Raw records:
((
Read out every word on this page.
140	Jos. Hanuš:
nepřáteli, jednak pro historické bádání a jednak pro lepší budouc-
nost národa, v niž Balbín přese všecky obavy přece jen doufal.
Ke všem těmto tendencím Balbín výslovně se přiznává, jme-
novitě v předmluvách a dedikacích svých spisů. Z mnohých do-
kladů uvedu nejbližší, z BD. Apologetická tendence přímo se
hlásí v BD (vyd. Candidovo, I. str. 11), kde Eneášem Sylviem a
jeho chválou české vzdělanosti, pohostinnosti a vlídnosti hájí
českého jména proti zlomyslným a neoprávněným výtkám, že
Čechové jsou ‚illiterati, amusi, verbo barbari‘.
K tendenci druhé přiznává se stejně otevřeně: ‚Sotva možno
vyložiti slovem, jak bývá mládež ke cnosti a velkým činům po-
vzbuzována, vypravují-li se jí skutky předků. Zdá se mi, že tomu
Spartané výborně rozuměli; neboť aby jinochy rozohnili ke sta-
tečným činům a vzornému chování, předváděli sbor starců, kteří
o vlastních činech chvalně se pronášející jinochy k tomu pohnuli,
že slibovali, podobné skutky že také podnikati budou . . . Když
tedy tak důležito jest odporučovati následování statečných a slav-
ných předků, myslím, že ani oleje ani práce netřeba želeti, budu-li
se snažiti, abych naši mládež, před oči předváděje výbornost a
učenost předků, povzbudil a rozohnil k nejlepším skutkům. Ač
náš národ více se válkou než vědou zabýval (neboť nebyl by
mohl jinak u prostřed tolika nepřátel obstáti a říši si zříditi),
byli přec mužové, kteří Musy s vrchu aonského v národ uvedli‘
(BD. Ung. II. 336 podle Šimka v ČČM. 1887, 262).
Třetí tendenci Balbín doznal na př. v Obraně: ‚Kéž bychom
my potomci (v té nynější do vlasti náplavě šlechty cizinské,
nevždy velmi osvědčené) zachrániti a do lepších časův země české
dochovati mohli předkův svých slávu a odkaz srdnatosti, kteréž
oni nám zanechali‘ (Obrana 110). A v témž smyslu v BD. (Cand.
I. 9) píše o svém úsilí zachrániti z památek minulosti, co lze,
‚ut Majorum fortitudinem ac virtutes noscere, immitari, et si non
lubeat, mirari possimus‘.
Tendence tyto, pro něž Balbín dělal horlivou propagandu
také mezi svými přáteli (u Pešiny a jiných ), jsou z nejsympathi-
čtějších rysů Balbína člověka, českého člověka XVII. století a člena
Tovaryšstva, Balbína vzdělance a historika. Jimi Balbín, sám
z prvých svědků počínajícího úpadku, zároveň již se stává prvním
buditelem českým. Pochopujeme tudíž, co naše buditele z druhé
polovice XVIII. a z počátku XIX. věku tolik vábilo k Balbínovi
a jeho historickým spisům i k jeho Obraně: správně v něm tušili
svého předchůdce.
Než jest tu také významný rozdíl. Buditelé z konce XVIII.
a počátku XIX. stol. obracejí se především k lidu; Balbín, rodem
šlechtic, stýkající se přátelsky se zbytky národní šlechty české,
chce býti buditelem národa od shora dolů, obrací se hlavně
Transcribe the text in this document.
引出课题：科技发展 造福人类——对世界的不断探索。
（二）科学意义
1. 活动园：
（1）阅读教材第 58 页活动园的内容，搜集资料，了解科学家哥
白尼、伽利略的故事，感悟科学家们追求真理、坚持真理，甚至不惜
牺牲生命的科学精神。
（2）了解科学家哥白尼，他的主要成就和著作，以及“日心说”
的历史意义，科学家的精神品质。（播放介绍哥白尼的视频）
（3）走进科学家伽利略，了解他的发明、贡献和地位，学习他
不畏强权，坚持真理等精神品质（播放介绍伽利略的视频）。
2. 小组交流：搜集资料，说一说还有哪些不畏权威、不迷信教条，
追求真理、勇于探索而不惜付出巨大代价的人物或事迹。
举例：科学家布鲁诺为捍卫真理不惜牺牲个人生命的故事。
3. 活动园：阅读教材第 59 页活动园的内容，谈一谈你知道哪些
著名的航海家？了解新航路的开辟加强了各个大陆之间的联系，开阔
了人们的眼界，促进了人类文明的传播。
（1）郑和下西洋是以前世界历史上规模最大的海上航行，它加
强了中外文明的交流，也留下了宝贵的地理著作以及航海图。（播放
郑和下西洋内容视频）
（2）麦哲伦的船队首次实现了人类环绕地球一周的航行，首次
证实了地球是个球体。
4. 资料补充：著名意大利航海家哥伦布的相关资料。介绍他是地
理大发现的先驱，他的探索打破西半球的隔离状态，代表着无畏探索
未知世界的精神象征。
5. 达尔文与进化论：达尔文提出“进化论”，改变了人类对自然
))
--- OBJECTIVE ---
Which lines contain the word "jeho"? Copy each of them.

--- SOLUTION TO THIS EXERCISE ---
jeho chválou české vzdělanosti, pohostinnosti a vlídnosti hájí
a jeho historickým spisům i k jeho Obraně: správně v něm tušili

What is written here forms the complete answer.